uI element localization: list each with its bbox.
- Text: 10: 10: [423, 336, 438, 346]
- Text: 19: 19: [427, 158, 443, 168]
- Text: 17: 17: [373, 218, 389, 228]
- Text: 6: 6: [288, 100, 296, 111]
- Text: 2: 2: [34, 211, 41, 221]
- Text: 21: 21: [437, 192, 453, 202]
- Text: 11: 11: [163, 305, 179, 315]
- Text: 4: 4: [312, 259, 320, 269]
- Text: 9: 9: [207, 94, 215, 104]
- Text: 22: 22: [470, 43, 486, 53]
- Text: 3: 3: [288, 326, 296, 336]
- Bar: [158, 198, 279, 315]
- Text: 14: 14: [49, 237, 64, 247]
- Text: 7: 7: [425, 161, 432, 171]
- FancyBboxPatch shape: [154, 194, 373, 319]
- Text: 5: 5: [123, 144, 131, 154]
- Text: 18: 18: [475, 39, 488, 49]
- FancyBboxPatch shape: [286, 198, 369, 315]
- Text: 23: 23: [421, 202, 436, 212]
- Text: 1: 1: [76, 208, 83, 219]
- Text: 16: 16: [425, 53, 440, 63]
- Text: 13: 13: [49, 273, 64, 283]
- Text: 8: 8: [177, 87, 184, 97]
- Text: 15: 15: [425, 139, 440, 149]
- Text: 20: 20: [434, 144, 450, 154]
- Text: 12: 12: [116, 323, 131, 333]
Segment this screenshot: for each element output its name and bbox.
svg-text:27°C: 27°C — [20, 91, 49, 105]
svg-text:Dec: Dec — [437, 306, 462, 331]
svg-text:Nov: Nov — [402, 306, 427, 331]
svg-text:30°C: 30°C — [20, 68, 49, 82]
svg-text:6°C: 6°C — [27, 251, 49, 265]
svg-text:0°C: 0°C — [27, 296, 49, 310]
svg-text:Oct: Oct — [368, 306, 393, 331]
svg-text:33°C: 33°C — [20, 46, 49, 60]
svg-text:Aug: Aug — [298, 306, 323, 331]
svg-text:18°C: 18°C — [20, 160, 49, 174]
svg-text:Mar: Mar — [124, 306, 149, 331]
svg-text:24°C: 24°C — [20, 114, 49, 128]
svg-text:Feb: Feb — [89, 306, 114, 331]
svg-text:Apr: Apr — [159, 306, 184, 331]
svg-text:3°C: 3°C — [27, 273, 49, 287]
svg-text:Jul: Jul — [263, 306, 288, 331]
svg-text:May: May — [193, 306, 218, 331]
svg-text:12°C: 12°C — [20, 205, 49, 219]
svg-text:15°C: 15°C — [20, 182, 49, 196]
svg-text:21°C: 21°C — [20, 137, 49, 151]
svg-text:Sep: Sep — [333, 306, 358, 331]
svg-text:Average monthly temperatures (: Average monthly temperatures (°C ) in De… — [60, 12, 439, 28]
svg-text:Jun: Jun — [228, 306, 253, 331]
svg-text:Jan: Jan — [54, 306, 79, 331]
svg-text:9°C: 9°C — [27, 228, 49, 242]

==========

Copy every one of the lines above character for character, keeping them in their original order.

uI element localization: list each with its bbox.
- Text: 10: 10: [423, 336, 438, 346]
- Text: 19: 19: [427, 158, 443, 168]
- Text: 17: 17: [373, 218, 389, 228]
- Text: 6: 6: [288, 100, 296, 111]
- Text: 2: 2: [34, 211, 41, 221]
- Text: 21: 21: [437, 192, 453, 202]
- Text: 11: 11: [163, 305, 179, 315]
- Text: 4: 4: [312, 259, 320, 269]
- Text: 9: 9: [207, 94, 215, 104]
- Text: 22: 22: [470, 43, 486, 53]
- Text: 3: 3: [288, 326, 296, 336]
- Bar: [158, 198, 279, 315]
- Text: 14: 14: [49, 237, 64, 247]
- Text: 7: 7: [425, 161, 432, 171]
- FancyBboxPatch shape: [154, 194, 373, 319]
- Text: 5: 5: [123, 144, 131, 154]
- Text: 18: 18: [475, 39, 488, 49]
- FancyBboxPatch shape: [286, 198, 369, 315]
- Text: 23: 23: [421, 202, 436, 212]
- Text: 1: 1: [76, 208, 83, 219]
- Text: 16: 16: [425, 53, 440, 63]
- Text: 13: 13: [49, 273, 64, 283]
- Text: 8: 8: [177, 87, 184, 97]
- Text: 15: 15: [425, 139, 440, 149]
- Text: 20: 20: [434, 144, 450, 154]
- Text: 12: 12: [116, 323, 131, 333]
Segment this screenshot: for each element output its name and bbox.
svg-text:27°C: 27°C — [20, 91, 49, 105]
svg-text:Dec: Dec — [437, 306, 462, 331]
svg-text:Nov: Nov — [402, 306, 427, 331]
svg-text:30°C: 30°C — [20, 68, 49, 82]
svg-text:6°C: 6°C — [27, 251, 49, 265]
svg-text:0°C: 0°C — [27, 296, 49, 310]
svg-text:Oct: Oct — [368, 306, 393, 331]
svg-text:33°C: 33°C — [20, 46, 49, 60]
svg-text:Aug: Aug — [298, 306, 323, 331]
svg-text:18°C: 18°C — [20, 160, 49, 174]
svg-text:Mar: Mar — [124, 306, 149, 331]
svg-text:24°C: 24°C — [20, 114, 49, 128]
svg-text:Feb: Feb — [89, 306, 114, 331]
svg-text:Apr: Apr — [159, 306, 184, 331]
svg-text:3°C: 3°C — [27, 273, 49, 287]
svg-text:Jul: Jul — [263, 306, 288, 331]
svg-text:May: May — [193, 306, 218, 331]
svg-text:12°C: 12°C — [20, 205, 49, 219]
svg-text:15°C: 15°C — [20, 182, 49, 196]
svg-text:21°C: 21°C — [20, 137, 49, 151]
svg-text:Sep: Sep — [333, 306, 358, 331]
svg-text:Average monthly temperatures (: Average monthly temperatures (°C ) in De… — [60, 12, 439, 28]
svg-text:Jun: Jun — [228, 306, 253, 331]
svg-text:Jan: Jan — [54, 306, 79, 331]
svg-text:9°C: 9°C — [27, 228, 49, 242]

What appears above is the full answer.